## Exercise
Extract every entry word for word.

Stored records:
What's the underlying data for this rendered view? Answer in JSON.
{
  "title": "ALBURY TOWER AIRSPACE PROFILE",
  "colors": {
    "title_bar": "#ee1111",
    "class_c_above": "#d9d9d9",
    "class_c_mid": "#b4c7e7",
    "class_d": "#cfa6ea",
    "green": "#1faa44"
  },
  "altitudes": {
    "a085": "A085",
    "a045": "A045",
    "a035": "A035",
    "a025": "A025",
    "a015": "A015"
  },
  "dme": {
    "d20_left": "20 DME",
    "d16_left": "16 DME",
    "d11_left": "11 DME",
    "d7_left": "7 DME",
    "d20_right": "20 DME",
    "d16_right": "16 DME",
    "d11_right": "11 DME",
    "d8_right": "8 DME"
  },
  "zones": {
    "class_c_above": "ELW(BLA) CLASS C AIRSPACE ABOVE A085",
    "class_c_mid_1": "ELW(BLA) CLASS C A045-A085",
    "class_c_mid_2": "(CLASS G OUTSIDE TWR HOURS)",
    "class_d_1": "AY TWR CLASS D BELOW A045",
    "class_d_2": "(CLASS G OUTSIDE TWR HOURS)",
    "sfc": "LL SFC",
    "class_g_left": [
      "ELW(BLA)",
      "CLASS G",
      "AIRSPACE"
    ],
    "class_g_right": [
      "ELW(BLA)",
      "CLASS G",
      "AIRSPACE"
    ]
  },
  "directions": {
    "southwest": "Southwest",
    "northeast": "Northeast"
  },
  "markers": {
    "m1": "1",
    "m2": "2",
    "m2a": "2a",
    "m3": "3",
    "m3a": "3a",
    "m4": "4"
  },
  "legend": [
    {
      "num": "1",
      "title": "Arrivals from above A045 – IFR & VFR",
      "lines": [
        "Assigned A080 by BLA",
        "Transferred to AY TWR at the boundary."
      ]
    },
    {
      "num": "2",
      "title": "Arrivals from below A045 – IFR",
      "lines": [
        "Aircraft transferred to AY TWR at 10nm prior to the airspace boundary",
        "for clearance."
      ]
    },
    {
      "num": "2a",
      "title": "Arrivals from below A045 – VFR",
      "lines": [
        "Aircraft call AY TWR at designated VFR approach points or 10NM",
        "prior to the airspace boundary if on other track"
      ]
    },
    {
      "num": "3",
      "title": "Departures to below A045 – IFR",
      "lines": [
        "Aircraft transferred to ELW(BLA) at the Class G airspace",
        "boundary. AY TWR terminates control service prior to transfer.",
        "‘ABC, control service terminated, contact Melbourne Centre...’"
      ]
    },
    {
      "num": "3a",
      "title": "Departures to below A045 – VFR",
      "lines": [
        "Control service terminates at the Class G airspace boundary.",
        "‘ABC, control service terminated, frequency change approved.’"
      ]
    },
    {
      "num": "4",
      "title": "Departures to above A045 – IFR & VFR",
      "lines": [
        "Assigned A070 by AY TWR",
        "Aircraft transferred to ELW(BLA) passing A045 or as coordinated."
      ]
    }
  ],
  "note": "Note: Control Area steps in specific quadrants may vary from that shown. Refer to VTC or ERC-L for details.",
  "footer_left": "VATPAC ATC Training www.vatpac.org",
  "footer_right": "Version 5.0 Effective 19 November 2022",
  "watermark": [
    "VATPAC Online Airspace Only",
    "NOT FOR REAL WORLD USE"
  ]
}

## Right answer
What's the underlying data for this rendered view? Answer in JSON.
{
  "title": "ALBURY TOWER AIRSPACE PROFILE",
  "colors": {
    "title_bar": "#ee1111",
    "class_c_above": "#d9d9d9",
    "class_c_mid": "#b4c7e7",
    "class_d": "#cfa6ea",
    "green": "#1faa44"
  },
  "altitudes": {
    "a085": "A085",
    "a045": "A045",
    "a035": "A035",
    "a025": "A025",
    "a015": "A015"
  },
  "dme": {
    "d20_left": "20 DME",
    "d16_left": "16 DME",
    "d11_left": "11 DME",
    "d7_left": "7 DME",
    "d20_right": "20 DME",
    "d16_right": "16 DME",
    "d11_right": "11 DME",
    "d8_right": "8 DME"
  },
  "zones": {
    "class_c_above": "ELW(BLA) CLASS C AIRSPACE ABOVE A085",
    "class_c_mid_1": "ELW(BLA) CLASS C A045-A085",
    "class_c_mid_2": "(CLASS G OUTSIDE TWR HOURS)",
    "class_d_1": "AY TWR CLASS D BELOW A045",
    "class_d_2": "(CLASS G OUTSIDE TWR HOURS)",
    "sfc": "LL SFC",
    "class_g_left": [
      "ELW(BLA)",
      "CLASS G",
      "AIRSPACE"
    ],
    "class_g_right": [
      "ELW(BLA)",
      "CLASS G",
      "AIRSPACE"
    ]
  },
  "directions": {
    "southwest": "Southwest",
    "northeast": "Northeast"
  },
  "markers": {
    "m1": "1",
    "m2": "2",
    "m2a": "2a",
    "m3": "3",
    "m3a": "3a",
    "m4": "4"
  },
  "legend": [
    {
      "num": "1",
      "title": "Arrivals from above A045 – IFR & VFR",
      "lines": [
        "Assigned A080 by BLA",
        "Transferred to AY TWR at the boundary."
      ]
    },
    {
      "num": "2",
      "title": "Arrivals from below A045 – IFR",
      "lines": [
        "Aircraft transferred to AY TWR at 10nm prior to the airspace boundary",
        "for clearance."
      ]
    },
    {
      "num": "2a",
      "title": "Arrivals from below A045 – VFR",
      "lines": [
        "Aircraft call AY TWR at designated VFR approach points or 10NM",
        "prior to the airspace boundary if on other track"
      ]
    },
    {
      "num": "3",
      "title": "Departures to below A045 – IFR",
      "lines": [
        "Aircraft transferred to ELW(BLA) at the Class G airspace",
        "boundary. AY TWR terminates control service prior to transfer.",
        "‘ABC, control service terminated, contact Melbourne Centre...’"
      ]
    },
    {
      "num": "3a",
      "title": "Departures to below A045 – VFR",
      "lines": [
        "Control service terminates at the Class G airspace boundary.",
        "‘ABC, control service terminated, frequency change approved.’"
      ]
    },
    {
      "num": "4",
      "title": "Departures to above A045 – IFR & VFR",
      "lines": [
        "Assigned A070 by AY TWR",
        "Aircraft transferred to ELW(BLA) passing A045 or as coordinated."
      ]
    }
  ],
  "note": "Note: Control Area steps in specific quadrants may vary from that shown. Refer to VTC or ERC-L for details.",
  "footer_left": "VATPAC ATC Training www.vatpac.org",
  "footer_right": "Version 5.0 Effective 19 November 2022",
  "watermark": [
    "VATPAC Online Airspace Only",
    "NOT FOR REAL WORLD USE"
  ]
}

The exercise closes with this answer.